### [Collected data]
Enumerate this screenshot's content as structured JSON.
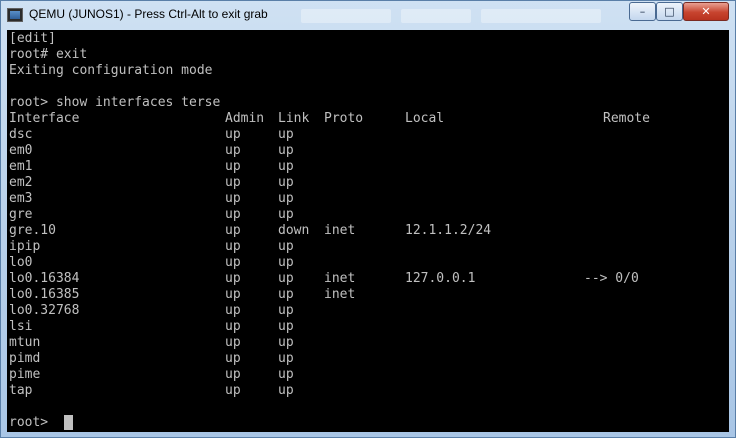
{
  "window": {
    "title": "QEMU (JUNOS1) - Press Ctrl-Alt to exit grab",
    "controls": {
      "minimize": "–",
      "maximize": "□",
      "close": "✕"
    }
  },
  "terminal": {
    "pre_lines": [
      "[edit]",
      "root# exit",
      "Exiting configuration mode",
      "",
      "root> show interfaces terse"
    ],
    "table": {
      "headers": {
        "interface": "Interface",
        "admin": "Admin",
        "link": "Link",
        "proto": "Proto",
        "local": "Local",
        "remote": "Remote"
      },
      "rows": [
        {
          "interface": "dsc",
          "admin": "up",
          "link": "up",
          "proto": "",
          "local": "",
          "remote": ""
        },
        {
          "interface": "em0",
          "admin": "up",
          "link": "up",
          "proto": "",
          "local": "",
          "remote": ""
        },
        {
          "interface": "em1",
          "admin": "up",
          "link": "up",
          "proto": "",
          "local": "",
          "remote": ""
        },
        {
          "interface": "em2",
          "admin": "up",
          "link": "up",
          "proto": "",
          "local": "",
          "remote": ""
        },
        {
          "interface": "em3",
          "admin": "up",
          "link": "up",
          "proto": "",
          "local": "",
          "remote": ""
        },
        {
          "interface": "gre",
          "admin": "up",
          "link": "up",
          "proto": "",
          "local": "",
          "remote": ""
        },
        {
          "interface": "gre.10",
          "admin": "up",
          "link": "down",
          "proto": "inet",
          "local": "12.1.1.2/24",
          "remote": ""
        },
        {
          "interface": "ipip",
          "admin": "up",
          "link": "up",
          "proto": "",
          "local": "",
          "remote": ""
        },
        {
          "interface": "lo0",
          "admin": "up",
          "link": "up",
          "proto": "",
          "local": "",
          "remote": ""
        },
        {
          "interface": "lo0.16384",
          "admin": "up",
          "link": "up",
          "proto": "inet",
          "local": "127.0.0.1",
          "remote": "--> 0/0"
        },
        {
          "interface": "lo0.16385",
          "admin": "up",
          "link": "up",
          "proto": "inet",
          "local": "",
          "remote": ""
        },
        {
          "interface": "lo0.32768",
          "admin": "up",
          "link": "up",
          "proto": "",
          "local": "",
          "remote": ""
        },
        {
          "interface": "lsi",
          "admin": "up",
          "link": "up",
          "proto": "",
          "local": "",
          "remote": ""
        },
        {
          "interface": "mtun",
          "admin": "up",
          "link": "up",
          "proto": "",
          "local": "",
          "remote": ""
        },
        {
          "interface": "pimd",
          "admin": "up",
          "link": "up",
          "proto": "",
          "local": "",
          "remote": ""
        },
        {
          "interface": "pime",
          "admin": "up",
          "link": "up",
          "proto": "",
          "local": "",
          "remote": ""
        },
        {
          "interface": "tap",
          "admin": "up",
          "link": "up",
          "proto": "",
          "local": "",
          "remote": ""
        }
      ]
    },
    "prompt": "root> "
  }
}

==

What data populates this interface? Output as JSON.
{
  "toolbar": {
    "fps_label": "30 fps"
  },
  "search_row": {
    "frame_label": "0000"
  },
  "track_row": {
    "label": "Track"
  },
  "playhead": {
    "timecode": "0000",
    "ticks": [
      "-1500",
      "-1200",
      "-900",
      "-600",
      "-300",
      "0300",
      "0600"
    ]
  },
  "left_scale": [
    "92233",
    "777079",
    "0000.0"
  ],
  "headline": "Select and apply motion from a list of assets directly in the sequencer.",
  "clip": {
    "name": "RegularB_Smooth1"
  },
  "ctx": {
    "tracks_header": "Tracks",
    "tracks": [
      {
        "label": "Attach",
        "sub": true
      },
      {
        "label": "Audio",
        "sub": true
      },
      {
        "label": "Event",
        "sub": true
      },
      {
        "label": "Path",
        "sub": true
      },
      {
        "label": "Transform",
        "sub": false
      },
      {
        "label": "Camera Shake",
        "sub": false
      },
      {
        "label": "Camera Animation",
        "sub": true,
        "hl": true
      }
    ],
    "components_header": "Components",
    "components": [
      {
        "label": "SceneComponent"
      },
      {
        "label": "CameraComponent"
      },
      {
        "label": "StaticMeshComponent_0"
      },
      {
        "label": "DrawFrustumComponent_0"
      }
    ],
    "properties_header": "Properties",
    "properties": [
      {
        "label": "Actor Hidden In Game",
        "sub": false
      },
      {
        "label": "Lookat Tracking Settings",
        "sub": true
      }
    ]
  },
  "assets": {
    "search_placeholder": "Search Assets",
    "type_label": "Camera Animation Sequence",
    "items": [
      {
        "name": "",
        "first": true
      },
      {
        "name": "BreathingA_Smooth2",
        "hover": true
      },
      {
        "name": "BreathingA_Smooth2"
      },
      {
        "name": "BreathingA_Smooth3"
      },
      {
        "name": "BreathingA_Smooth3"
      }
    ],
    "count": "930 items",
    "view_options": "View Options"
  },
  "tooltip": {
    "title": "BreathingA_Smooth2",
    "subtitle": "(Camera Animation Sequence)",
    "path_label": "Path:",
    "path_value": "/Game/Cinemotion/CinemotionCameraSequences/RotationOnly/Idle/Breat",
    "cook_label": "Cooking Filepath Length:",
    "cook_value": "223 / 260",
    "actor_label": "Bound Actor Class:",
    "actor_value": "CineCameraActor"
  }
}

--

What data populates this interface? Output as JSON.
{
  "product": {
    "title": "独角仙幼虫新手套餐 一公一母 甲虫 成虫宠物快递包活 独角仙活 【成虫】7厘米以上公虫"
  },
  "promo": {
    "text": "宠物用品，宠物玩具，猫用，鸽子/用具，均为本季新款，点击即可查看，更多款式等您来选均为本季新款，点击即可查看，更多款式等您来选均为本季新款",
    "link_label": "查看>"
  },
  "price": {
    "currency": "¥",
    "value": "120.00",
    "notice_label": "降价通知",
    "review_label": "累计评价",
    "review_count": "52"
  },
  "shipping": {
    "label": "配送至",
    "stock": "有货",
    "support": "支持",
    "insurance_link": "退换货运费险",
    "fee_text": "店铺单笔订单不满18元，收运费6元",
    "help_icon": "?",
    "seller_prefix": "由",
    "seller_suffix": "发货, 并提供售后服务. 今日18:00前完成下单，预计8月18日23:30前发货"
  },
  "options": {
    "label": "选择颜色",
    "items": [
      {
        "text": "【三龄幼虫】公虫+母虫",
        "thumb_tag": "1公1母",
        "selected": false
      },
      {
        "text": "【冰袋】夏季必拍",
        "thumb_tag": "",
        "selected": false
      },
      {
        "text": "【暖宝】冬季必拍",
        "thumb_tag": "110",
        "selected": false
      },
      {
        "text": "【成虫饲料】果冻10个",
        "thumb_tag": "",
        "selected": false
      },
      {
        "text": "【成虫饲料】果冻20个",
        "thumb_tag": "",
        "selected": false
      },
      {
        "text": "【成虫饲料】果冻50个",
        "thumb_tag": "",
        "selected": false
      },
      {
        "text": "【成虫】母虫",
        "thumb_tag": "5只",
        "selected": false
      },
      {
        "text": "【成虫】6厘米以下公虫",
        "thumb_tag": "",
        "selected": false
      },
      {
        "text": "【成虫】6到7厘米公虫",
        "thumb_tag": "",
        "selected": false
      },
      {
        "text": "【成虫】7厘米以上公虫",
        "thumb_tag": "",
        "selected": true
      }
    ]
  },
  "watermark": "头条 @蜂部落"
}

### [What to work on]
Within the data above, pick out all lines holding the word "root".

### [Complete output]
      "root# exit",
      "root> show interfaces terse"
    "prompt": "root> "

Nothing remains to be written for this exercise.